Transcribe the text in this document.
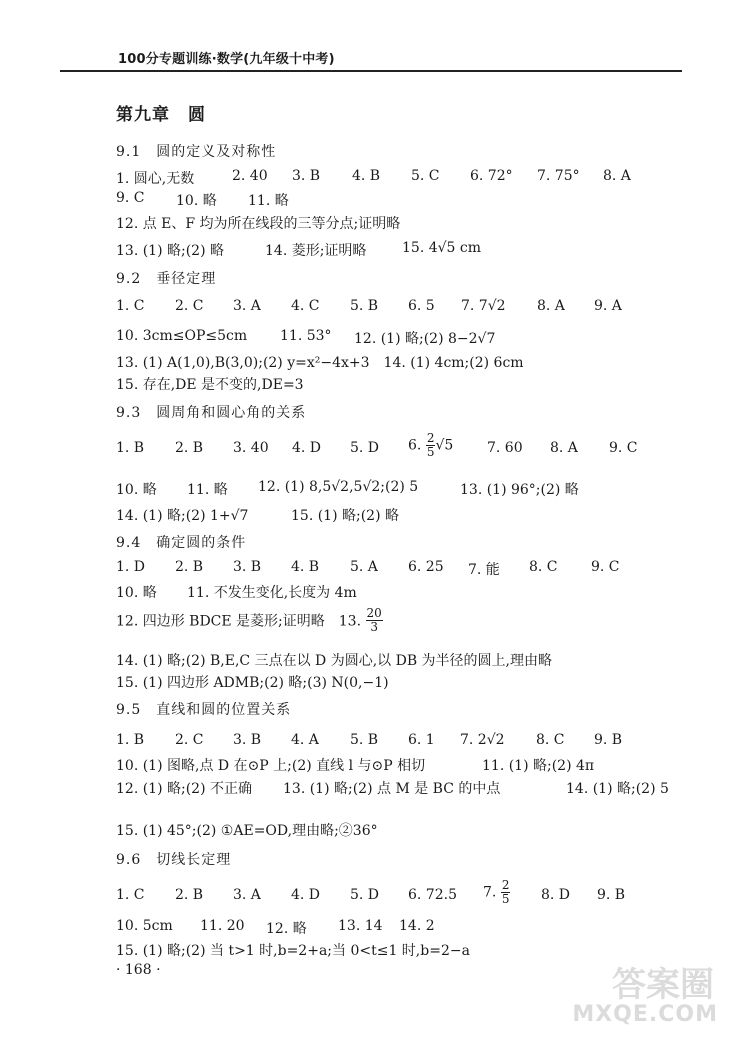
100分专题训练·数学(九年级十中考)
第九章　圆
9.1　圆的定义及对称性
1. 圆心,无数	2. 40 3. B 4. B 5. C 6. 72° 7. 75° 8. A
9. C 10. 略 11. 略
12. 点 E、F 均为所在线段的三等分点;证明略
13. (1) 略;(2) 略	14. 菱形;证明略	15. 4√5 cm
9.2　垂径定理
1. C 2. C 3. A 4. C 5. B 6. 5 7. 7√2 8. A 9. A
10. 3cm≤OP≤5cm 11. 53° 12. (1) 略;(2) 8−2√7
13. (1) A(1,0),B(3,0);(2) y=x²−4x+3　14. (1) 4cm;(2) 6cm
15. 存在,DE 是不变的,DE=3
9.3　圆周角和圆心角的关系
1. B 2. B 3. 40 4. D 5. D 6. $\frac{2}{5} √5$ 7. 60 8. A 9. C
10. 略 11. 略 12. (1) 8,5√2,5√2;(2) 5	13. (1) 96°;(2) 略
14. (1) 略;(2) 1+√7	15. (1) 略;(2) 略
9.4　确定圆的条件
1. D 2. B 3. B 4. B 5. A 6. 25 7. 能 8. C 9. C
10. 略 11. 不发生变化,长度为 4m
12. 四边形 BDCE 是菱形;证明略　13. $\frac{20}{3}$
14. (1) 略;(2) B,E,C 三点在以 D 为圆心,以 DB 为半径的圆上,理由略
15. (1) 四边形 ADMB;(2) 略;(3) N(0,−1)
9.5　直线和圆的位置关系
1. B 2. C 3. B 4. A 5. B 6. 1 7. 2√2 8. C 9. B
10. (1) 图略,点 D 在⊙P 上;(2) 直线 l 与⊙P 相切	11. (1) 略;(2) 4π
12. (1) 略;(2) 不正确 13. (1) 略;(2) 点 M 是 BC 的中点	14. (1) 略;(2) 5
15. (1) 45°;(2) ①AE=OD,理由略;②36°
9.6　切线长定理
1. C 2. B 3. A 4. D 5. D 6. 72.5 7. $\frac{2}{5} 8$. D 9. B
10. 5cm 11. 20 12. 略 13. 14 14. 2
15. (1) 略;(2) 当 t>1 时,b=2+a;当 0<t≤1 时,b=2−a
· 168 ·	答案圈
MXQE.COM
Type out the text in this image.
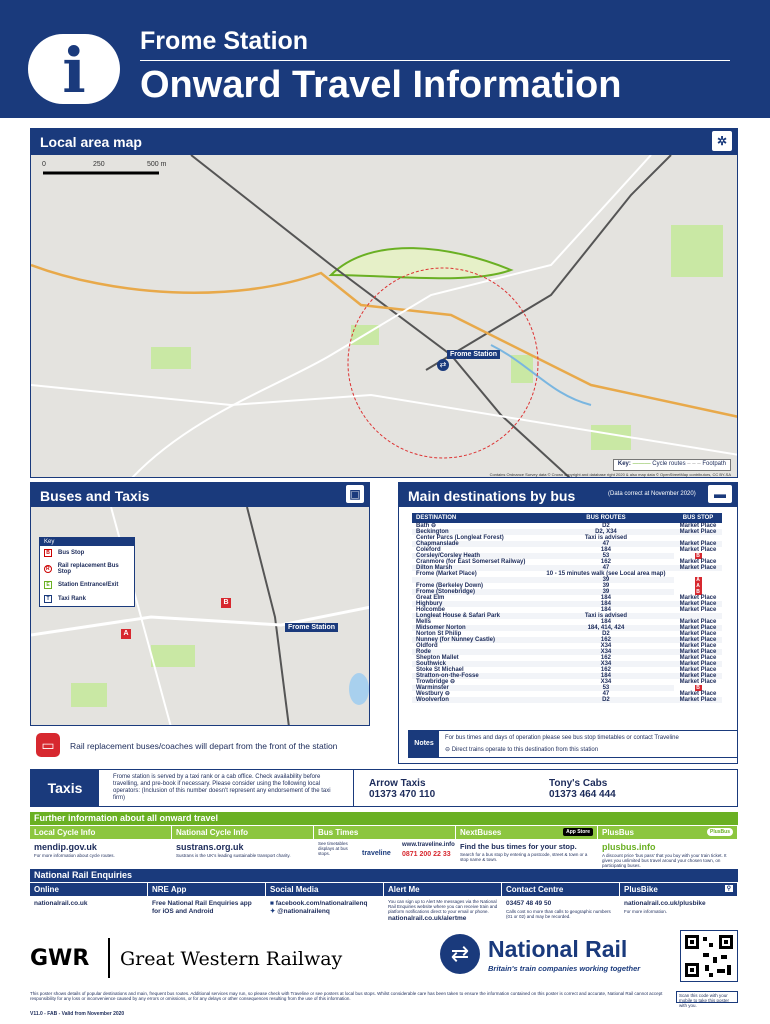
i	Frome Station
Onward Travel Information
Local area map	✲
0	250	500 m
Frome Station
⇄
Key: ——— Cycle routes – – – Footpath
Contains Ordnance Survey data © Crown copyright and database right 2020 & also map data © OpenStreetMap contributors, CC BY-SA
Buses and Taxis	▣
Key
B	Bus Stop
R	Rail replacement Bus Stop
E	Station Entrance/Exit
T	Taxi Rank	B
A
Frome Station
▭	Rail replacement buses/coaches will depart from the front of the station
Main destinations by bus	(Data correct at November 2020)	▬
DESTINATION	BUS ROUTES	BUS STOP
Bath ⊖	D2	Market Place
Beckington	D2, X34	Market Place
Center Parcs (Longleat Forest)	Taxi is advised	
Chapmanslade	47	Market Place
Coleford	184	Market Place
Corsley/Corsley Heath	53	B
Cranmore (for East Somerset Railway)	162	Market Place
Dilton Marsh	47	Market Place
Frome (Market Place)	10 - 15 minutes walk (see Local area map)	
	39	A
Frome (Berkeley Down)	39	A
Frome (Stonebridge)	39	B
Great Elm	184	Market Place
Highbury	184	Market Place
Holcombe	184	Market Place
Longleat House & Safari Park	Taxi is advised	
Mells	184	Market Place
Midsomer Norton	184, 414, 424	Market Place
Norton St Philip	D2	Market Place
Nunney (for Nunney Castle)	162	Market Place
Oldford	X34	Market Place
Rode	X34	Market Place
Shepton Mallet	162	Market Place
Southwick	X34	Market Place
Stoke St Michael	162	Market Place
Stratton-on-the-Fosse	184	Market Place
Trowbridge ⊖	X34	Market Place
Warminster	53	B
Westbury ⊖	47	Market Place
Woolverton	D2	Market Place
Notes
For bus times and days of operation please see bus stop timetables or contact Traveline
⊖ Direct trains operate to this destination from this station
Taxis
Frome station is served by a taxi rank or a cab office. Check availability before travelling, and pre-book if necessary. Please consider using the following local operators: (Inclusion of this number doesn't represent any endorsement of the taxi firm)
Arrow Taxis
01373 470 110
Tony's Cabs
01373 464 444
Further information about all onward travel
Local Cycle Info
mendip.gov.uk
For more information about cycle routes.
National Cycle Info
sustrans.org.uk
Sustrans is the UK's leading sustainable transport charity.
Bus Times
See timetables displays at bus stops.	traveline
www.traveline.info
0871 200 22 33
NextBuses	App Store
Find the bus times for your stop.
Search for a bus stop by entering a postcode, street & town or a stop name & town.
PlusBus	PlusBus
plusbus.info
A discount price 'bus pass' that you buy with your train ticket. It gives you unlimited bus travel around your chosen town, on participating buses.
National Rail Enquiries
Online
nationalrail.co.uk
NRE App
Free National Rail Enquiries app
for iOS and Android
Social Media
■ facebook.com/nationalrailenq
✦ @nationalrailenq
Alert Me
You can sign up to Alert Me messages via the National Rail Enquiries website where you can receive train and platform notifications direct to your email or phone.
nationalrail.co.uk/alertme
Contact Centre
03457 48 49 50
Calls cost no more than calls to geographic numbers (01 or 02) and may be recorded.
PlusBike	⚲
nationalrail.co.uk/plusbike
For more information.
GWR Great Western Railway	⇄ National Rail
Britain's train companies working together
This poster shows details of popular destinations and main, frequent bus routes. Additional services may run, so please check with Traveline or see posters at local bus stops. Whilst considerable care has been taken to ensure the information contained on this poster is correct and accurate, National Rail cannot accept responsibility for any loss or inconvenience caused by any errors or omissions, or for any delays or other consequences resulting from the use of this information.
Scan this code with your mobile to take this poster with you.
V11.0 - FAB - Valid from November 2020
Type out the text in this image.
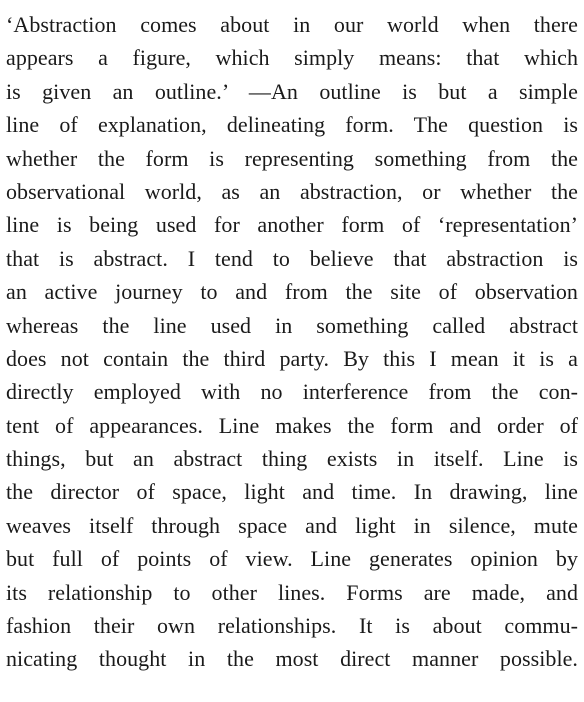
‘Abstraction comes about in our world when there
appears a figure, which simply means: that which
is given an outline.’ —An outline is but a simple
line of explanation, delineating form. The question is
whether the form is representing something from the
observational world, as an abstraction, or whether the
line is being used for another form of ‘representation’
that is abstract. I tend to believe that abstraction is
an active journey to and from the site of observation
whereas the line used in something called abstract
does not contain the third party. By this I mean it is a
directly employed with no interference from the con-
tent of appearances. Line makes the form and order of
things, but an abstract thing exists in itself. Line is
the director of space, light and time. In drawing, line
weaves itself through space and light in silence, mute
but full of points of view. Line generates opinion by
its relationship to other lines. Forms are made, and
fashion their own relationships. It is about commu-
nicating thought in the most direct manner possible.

—————

Collect the lines that hold "something".

■ **Task response**
whether the form is representing something from the
whereas the line used in something called abstract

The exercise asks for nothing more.